■ **Your task**: Include no pictures. Output exactly the lines from the one that contains "What data was" through the final line of the entries.

[A run of records]
########################################

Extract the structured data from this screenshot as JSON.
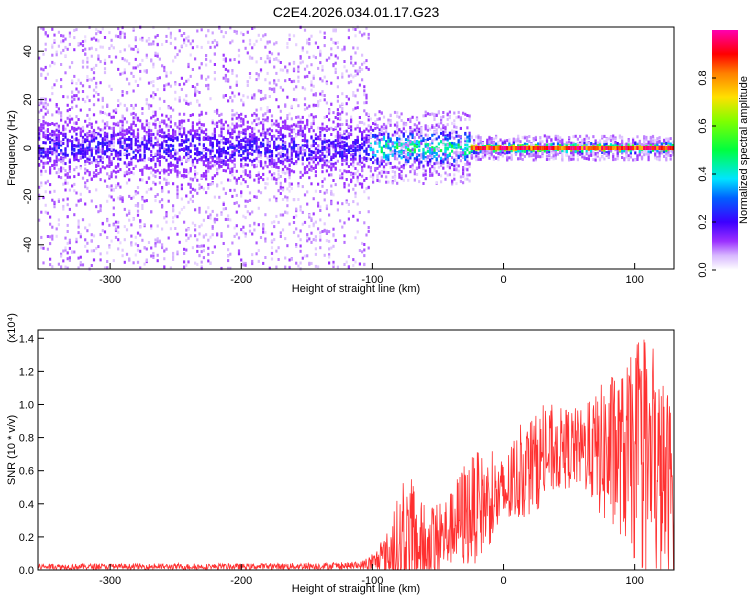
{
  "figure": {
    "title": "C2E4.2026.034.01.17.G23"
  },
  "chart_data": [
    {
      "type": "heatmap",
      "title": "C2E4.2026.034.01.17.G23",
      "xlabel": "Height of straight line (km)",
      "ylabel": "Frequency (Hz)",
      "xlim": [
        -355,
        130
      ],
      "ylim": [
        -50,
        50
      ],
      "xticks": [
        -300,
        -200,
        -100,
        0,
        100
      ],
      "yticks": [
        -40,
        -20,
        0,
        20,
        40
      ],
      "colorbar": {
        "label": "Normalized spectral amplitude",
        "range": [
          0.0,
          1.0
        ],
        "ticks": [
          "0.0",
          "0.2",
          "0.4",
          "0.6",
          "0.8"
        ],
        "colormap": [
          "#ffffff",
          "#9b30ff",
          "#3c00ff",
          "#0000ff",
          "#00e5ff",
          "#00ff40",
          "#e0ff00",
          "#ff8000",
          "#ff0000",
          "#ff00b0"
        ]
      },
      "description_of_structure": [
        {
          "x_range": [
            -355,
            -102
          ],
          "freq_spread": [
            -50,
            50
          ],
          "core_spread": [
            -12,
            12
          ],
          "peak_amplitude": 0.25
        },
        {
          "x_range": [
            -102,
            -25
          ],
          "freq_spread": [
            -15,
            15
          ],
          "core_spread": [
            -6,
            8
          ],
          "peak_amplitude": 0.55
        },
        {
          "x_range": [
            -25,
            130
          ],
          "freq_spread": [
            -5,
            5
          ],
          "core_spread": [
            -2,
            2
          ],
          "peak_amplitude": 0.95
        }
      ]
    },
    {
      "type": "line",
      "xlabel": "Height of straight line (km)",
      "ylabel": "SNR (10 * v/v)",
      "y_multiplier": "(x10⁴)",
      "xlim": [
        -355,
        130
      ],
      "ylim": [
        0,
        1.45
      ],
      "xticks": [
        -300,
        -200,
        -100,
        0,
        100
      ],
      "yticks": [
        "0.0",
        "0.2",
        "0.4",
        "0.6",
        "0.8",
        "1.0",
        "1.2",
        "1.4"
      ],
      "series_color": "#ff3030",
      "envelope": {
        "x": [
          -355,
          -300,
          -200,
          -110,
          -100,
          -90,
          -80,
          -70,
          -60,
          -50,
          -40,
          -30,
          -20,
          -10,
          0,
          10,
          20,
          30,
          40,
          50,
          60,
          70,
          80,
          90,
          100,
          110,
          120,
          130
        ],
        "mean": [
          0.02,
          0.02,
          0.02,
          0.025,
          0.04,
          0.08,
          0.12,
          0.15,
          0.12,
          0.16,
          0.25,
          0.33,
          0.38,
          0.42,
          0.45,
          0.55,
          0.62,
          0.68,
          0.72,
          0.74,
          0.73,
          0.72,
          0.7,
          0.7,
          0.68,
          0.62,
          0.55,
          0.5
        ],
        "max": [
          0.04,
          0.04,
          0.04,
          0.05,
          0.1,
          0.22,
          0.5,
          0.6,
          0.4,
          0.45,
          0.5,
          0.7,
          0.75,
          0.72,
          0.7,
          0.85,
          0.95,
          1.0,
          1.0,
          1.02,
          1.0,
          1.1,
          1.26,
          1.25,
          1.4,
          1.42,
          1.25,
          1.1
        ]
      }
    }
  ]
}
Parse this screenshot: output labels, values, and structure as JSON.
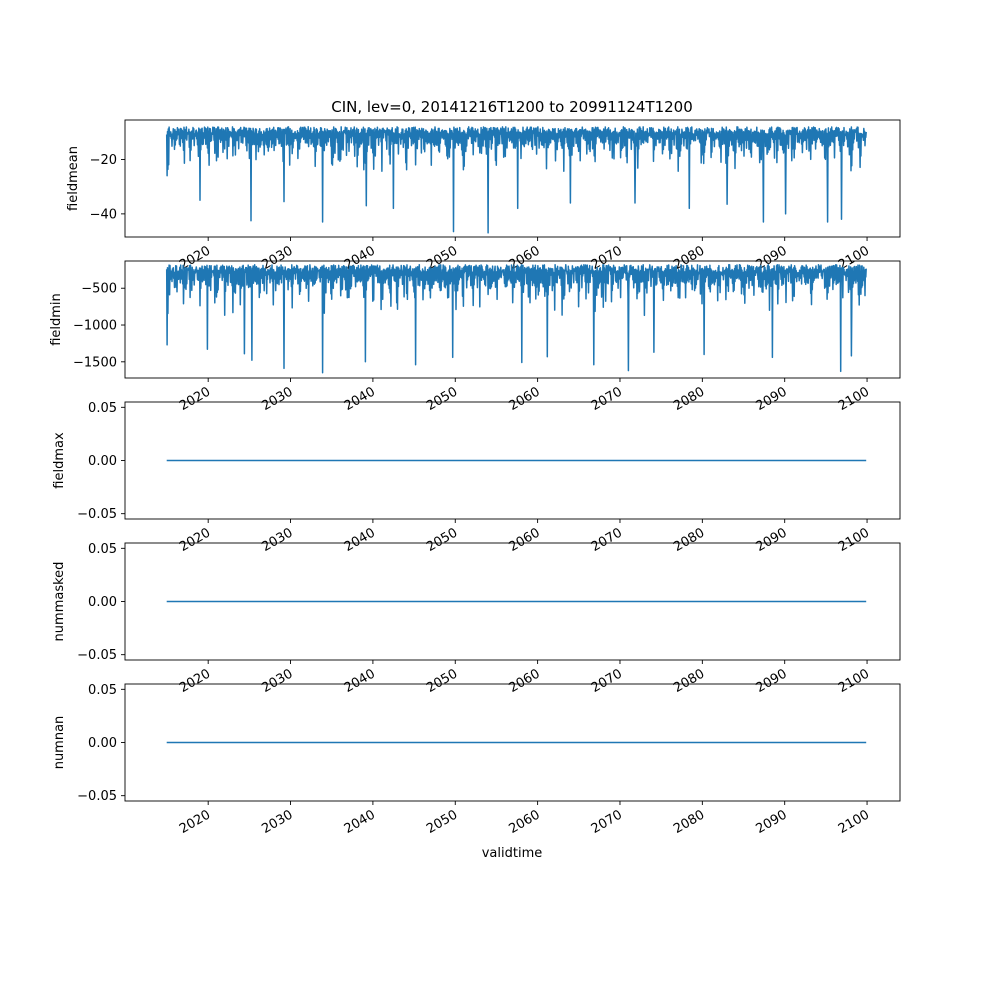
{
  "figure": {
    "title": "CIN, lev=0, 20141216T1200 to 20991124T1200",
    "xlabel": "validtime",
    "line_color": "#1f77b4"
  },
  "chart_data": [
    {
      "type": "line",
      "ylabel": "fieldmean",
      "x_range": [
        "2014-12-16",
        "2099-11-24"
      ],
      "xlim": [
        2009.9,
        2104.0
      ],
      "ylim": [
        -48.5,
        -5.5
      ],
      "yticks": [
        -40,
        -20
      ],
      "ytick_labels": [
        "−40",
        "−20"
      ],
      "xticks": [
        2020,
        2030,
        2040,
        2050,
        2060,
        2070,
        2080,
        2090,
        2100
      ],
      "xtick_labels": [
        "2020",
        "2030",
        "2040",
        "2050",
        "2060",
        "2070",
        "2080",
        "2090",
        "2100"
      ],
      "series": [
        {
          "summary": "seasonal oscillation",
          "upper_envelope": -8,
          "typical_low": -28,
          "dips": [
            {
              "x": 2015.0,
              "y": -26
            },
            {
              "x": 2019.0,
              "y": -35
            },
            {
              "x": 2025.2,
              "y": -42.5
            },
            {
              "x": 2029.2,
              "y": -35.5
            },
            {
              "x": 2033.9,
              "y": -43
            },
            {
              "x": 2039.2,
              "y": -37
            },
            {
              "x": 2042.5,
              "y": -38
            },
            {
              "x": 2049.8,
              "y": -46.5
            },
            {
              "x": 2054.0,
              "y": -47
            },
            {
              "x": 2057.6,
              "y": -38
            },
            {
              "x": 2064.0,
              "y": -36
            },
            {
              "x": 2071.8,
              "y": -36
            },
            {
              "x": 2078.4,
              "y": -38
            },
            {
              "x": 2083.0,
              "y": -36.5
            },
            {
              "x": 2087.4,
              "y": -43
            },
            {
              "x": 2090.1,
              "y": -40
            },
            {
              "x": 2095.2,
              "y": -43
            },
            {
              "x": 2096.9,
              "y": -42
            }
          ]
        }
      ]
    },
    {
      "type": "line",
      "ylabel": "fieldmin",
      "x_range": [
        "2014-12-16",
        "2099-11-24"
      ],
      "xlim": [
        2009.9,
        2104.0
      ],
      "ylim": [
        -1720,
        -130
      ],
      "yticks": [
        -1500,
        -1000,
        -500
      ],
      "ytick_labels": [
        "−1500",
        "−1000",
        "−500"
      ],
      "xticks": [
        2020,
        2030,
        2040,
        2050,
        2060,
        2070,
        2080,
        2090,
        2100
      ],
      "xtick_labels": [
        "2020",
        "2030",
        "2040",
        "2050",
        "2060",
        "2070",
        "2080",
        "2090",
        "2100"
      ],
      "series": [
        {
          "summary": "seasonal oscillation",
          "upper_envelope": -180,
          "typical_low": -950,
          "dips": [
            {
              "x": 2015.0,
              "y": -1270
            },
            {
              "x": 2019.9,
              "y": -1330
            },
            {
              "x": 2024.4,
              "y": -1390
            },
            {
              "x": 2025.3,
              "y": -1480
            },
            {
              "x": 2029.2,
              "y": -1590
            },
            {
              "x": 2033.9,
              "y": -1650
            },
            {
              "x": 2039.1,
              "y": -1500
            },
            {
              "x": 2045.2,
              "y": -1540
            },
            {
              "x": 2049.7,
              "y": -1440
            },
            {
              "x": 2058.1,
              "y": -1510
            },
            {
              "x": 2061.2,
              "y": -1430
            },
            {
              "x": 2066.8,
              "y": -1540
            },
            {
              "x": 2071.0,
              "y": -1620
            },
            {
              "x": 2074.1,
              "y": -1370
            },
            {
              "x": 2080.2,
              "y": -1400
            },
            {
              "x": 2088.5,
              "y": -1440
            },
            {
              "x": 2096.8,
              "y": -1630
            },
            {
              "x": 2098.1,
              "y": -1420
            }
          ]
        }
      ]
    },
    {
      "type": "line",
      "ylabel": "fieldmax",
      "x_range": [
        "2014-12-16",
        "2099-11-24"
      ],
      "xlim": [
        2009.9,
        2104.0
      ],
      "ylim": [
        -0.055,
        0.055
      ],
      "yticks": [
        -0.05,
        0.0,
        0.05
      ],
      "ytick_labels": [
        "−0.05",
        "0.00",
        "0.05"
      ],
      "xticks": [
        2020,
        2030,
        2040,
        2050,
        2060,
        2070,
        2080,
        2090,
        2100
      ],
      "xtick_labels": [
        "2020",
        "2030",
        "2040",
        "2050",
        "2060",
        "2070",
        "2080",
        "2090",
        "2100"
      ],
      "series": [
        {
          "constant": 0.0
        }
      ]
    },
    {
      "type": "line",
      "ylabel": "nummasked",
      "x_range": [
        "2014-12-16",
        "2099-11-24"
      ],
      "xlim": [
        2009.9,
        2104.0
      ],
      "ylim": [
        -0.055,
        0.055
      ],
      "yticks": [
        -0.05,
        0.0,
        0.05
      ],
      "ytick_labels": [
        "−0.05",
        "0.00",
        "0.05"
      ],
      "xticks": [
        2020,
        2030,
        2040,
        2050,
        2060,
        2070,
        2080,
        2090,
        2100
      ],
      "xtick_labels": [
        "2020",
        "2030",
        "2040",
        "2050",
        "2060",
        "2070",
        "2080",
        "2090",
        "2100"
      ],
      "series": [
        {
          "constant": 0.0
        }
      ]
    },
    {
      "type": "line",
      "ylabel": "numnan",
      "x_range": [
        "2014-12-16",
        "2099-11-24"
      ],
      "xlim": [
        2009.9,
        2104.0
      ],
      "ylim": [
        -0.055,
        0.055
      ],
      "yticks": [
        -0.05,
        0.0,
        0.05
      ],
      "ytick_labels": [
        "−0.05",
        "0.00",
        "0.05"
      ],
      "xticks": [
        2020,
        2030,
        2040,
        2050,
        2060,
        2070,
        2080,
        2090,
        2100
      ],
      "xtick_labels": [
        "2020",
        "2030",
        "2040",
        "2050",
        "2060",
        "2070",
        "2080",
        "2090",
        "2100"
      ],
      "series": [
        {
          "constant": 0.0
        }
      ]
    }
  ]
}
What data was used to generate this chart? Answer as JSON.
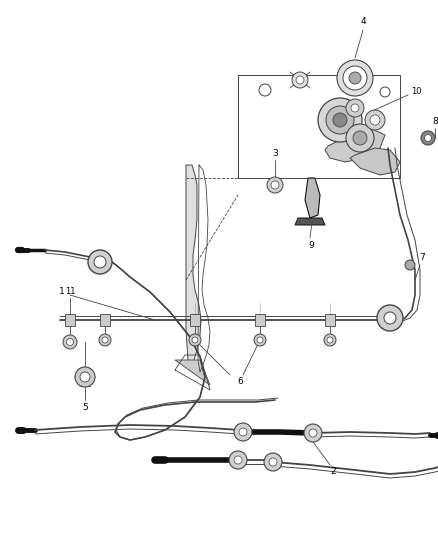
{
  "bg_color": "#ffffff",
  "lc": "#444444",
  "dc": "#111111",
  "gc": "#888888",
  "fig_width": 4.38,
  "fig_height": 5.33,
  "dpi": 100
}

########################################

■ **Result**:
What data was used to generate this chart? Answer as JSON.
{
  "bg_color": "#ffffff",
  "lc": "#444444",
  "dc": "#111111",
  "gc": "#888888",
  "fig_width": 4.38,
  "fig_height": 5.33,
  "dpi": 100
}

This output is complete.